Dataset items:
++++++

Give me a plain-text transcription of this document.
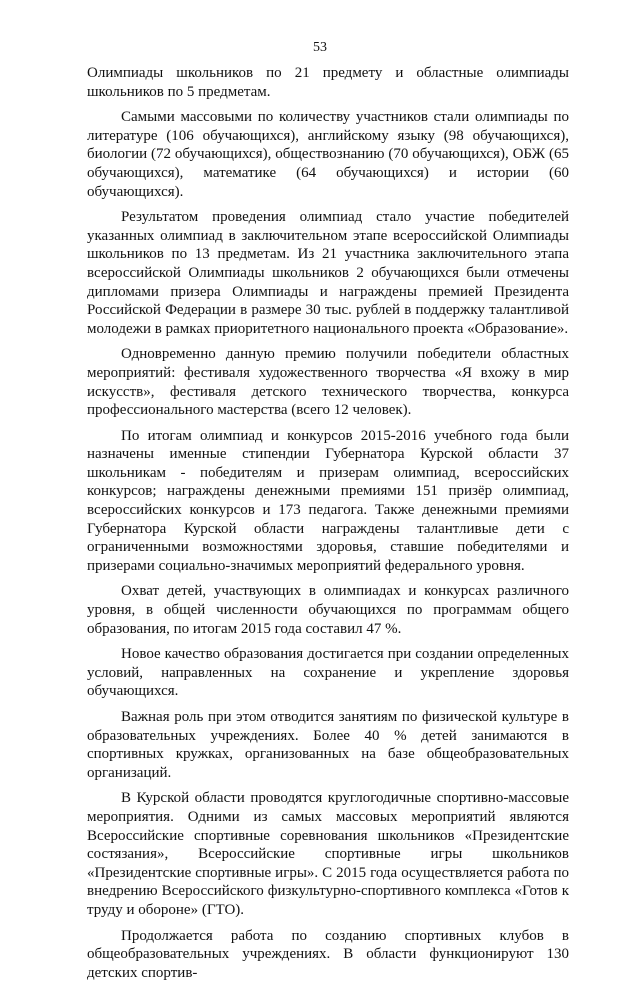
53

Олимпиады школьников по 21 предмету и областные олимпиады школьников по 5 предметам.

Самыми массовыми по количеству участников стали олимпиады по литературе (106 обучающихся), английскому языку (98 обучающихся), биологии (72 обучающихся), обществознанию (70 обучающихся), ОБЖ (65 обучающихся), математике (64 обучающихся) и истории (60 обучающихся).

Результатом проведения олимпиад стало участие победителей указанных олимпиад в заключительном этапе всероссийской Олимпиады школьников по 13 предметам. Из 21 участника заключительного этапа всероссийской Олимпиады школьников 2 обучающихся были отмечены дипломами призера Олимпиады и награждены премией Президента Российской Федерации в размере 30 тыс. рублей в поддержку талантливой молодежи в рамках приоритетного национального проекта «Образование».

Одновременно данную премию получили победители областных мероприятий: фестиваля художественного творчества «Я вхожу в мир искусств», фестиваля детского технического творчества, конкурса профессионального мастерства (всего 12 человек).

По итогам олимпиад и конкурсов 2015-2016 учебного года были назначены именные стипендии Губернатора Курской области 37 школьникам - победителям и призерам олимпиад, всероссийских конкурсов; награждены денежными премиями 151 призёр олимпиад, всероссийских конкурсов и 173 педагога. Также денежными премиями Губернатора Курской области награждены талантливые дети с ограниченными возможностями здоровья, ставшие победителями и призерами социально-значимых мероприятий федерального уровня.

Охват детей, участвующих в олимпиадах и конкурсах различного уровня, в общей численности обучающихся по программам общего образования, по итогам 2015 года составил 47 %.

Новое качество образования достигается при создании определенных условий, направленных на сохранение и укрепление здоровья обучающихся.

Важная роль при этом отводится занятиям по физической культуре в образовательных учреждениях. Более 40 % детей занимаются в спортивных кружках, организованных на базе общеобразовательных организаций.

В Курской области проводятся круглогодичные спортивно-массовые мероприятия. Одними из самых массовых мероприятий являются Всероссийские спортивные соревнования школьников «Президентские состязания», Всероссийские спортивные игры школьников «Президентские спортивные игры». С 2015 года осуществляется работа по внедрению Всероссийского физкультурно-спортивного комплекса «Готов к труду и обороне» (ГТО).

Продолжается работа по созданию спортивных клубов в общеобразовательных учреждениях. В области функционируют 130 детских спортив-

++++++

Goal:
Omit the pictures. Transcribe every record exactly.

Response below:
Give me a plain-text transcription of this document.
53

Олимпиады школьников по 21 предмету и областные олимпиады школьников по 5 предметам.

Самыми массовыми по количеству участников стали олимпиады по литературе (106 обучающихся), английскому языку (98 обучающихся), биологии (72 обучающихся), обществознанию (70 обучающихся), ОБЖ (65 обучающихся), математике (64 обучающихся) и истории (60 обучающихся).

Результатом проведения олимпиад стало участие победителей указанных олимпиад в заключительном этапе всероссийской Олимпиады школьников по 13 предметам. Из 21 участника заключительного этапа всероссийской Олимпиады школьников 2 обучающихся были отмечены дипломами призера Олимпиады и награждены премией Президента Российской Федерации в размере 30 тыс. рублей в поддержку талантливой молодежи в рамках приоритетного национального проекта «Образование».

Одновременно данную премию получили победители областных мероприятий: фестиваля художественного творчества «Я вхожу в мир искусств», фестиваля детского технического творчества, конкурса профессионального мастерства (всего 12 человек).

По итогам олимпиад и конкурсов 2015-2016 учебного года были назначены именные стипендии Губернатора Курской области 37 школьникам - победителям и призерам олимпиад, всероссийских конкурсов; награждены денежными премиями 151 призёр олимпиад, всероссийских конкурсов и 173 педагога. Также денежными премиями Губернатора Курской области награждены талантливые дети с ограниченными возможностями здоровья, ставшие победителями и призерами социально-значимых мероприятий федерального уровня.

Охват детей, участвующих в олимпиадах и конкурсах различного уровня, в общей численности обучающихся по программам общего образования, по итогам 2015 года составил 47 %.

Новое качество образования достигается при создании определенных условий, направленных на сохранение и укрепление здоровья обучающихся.

Важная роль при этом отводится занятиям по физической культуре в образовательных учреждениях. Более 40 % детей занимаются в спортивных кружках, организованных на базе общеобразовательных организаций.

В Курской области проводятся круглогодичные спортивно-массовые мероприятия. Одними из самых массовых мероприятий являются Всероссийские спортивные соревнования школьников «Президентские состязания», Всероссийские спортивные игры школьников «Президентские спортивные игры». С 2015 года осуществляется работа по внедрению Всероссийского физкультурно-спортивного комплекса «Готов к труду и обороне» (ГТО).

Продолжается работа по созданию спортивных клубов в общеобразовательных учреждениях. В области функционируют 130 детских спортив-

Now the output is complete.